--- begin Records for this task ---
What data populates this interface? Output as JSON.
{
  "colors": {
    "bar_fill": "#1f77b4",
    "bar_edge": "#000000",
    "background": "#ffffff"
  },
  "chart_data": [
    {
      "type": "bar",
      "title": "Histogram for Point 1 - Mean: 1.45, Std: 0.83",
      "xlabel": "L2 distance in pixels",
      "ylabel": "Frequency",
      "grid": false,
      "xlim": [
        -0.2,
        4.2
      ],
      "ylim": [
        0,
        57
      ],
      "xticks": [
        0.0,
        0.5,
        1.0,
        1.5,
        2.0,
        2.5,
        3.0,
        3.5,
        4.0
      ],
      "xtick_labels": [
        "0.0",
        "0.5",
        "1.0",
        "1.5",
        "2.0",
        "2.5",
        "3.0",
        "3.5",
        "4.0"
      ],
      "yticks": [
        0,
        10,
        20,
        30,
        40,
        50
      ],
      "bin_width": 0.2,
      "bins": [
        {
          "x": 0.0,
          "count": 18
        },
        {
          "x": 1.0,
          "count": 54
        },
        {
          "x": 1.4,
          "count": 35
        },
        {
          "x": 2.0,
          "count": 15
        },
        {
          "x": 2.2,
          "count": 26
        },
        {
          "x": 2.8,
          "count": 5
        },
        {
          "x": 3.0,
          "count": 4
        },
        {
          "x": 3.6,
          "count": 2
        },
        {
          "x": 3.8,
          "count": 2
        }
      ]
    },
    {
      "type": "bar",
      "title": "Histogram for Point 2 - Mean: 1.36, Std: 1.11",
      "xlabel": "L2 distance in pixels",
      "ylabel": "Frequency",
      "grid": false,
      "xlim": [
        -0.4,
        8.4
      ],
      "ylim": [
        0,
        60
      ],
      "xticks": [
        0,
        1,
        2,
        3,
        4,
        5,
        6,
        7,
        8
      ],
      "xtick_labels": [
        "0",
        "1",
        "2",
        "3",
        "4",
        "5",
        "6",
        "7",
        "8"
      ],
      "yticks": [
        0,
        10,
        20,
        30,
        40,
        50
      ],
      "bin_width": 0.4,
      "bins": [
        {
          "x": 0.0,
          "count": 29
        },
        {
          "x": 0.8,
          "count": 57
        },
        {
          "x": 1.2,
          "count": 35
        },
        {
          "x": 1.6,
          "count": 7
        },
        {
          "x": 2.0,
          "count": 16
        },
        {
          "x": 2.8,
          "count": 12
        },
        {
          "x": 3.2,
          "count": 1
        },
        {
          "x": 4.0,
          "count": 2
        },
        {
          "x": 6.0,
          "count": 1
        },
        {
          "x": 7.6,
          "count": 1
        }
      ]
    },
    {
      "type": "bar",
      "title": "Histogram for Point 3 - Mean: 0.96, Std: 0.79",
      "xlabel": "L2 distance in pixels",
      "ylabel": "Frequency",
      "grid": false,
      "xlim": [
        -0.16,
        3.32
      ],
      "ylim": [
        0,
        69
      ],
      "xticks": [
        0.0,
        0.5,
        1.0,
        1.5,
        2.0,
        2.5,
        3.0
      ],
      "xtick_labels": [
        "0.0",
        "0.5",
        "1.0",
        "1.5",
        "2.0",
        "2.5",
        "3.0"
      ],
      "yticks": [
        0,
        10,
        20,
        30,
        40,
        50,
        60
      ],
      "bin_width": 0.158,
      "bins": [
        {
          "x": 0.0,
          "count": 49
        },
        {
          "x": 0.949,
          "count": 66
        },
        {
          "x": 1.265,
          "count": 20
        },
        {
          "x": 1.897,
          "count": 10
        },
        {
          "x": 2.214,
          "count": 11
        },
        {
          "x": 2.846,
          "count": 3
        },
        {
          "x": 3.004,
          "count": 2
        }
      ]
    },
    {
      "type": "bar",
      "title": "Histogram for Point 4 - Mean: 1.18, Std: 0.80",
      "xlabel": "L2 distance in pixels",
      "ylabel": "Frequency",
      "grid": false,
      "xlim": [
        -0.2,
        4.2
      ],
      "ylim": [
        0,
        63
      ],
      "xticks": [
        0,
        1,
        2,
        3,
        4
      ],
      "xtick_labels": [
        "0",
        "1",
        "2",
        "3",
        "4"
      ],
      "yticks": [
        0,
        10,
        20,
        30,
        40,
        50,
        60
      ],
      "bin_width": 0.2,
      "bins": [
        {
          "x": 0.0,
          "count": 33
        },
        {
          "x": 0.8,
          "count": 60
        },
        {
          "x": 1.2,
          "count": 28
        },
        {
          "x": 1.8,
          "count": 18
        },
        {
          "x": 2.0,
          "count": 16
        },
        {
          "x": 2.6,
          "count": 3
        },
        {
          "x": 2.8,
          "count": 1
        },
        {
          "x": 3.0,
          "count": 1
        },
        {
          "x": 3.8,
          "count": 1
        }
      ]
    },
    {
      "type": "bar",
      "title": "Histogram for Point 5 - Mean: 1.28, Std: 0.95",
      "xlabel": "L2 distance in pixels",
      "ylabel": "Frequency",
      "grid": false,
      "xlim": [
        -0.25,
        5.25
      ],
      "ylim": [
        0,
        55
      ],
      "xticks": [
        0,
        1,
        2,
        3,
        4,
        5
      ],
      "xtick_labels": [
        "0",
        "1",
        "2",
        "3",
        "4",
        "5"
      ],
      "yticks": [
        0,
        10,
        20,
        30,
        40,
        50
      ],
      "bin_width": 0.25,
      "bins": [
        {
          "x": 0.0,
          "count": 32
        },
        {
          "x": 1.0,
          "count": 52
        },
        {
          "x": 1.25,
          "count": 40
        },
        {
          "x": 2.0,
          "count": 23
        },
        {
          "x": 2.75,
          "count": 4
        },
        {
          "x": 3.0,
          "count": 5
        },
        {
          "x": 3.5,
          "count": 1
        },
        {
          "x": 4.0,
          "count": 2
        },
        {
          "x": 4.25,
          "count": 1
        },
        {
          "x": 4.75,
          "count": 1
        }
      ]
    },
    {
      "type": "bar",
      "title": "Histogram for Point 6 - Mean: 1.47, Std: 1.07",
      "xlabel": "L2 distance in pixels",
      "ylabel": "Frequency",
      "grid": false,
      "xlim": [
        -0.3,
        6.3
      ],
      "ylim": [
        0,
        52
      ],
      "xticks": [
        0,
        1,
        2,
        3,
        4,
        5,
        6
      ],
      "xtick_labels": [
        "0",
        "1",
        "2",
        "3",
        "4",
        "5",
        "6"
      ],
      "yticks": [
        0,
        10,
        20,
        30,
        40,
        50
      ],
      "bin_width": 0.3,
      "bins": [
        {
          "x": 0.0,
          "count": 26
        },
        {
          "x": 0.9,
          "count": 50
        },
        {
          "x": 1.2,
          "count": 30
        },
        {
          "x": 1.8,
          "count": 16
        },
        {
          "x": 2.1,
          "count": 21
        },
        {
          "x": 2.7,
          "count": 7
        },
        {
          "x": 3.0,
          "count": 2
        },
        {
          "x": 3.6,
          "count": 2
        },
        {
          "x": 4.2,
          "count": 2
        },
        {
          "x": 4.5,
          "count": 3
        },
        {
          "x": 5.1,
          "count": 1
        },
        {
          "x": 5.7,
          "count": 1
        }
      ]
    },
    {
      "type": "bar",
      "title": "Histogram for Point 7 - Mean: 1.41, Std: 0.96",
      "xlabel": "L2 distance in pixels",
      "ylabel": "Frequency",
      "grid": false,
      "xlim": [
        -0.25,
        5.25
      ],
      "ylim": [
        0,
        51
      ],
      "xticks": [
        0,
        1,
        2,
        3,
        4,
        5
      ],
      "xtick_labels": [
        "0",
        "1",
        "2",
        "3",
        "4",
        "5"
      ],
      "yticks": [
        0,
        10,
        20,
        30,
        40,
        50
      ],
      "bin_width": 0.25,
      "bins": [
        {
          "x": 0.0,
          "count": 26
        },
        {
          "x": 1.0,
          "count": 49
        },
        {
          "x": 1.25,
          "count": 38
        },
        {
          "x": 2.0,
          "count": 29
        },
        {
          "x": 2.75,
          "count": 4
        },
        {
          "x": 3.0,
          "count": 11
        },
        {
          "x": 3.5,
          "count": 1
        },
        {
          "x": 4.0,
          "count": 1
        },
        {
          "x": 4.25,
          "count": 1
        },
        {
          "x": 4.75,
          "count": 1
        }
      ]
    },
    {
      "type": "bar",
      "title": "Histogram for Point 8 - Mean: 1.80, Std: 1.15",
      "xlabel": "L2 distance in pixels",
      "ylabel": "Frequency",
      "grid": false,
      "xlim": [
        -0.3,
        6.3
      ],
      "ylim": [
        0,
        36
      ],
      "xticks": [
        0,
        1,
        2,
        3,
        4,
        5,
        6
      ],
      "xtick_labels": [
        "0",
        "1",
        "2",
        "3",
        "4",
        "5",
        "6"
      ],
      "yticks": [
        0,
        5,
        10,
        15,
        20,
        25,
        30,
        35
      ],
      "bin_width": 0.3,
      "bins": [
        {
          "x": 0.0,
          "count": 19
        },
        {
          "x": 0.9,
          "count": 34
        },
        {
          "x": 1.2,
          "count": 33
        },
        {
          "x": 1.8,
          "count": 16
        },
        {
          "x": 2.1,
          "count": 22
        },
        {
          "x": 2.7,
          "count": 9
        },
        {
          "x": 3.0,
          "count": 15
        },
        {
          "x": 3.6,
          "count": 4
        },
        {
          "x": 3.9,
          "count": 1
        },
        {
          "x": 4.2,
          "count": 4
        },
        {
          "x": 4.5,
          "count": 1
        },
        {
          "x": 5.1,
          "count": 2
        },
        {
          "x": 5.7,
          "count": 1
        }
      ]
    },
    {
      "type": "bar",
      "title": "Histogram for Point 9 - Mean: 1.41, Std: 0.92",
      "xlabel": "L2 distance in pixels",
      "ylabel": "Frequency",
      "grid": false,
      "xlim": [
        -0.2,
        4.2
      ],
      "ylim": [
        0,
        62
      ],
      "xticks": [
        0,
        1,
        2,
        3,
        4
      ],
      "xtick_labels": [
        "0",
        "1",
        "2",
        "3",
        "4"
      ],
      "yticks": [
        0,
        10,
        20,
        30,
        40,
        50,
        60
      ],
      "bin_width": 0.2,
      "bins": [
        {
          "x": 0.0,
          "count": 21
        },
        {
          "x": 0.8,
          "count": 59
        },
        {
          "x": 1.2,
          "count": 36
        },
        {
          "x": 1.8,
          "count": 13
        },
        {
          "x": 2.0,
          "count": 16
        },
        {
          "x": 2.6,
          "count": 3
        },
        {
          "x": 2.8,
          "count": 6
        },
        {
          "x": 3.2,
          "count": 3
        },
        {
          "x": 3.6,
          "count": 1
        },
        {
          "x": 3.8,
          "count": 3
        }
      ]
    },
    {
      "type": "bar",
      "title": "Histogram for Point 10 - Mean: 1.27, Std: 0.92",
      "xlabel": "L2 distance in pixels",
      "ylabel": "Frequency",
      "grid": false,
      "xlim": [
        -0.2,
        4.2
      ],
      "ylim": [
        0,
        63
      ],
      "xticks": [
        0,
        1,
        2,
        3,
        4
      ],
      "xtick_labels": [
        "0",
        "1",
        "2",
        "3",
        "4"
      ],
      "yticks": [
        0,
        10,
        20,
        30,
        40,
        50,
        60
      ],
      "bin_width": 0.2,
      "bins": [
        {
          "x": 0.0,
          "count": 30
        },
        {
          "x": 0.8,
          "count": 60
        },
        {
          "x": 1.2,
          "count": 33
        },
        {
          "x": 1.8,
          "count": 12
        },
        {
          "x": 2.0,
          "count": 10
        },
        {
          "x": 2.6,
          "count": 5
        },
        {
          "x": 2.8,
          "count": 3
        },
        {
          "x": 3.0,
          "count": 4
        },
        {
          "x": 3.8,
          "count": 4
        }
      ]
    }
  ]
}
--- end Records for this task ---
_Given exercise:_ Only the number is wanted: count the lines of the records that hold the word "Histogram".

_Full solution:_ 10